## Do this
Your task is to copy each line that has the word "Google".

## Listed records
=-=-=
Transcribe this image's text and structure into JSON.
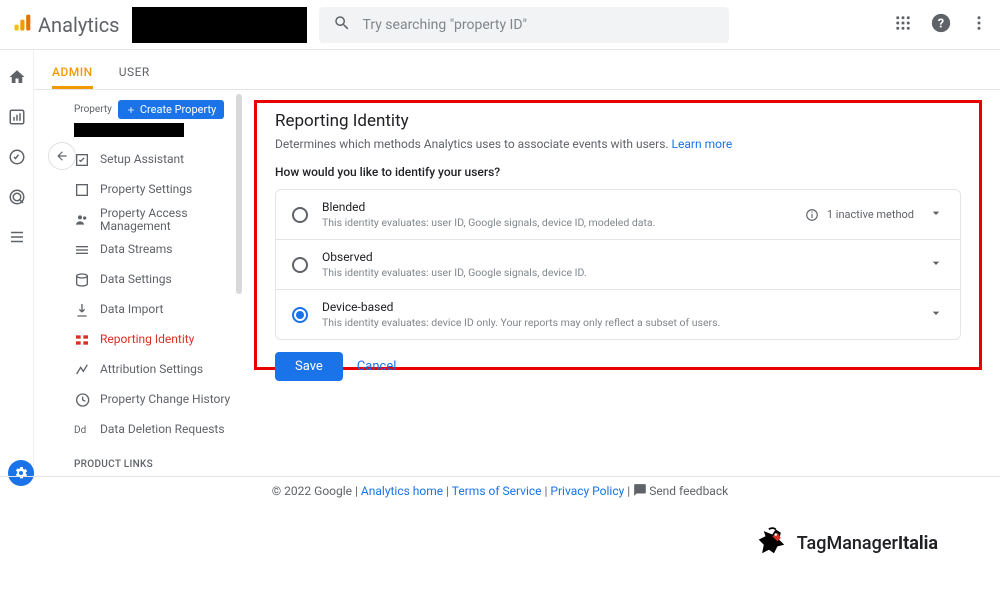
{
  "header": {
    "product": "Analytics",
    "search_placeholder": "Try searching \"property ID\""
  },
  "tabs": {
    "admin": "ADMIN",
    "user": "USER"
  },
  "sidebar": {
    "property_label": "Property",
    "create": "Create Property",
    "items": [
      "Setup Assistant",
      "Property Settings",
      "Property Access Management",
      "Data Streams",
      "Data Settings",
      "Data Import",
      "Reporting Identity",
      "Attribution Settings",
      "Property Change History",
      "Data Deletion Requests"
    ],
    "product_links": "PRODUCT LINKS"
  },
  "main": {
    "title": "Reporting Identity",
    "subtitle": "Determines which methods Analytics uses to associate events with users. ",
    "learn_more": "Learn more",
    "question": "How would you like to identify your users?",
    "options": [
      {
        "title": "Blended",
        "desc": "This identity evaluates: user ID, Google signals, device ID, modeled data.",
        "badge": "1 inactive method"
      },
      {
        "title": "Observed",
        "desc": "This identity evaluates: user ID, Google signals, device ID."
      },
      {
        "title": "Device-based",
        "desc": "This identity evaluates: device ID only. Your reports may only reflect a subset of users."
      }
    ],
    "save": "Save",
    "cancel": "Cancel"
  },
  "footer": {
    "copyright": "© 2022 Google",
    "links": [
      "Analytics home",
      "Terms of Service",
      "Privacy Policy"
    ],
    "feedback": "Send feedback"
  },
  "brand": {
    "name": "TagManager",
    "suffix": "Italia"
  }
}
=-=-=
## Exercise answer
        "desc": "This identity evaluates: user ID, Google signals, device ID, modeled data.",
        "desc": "This identity evaluates: user ID, Google signals, device ID."
    "copyright": "© 2022 Google",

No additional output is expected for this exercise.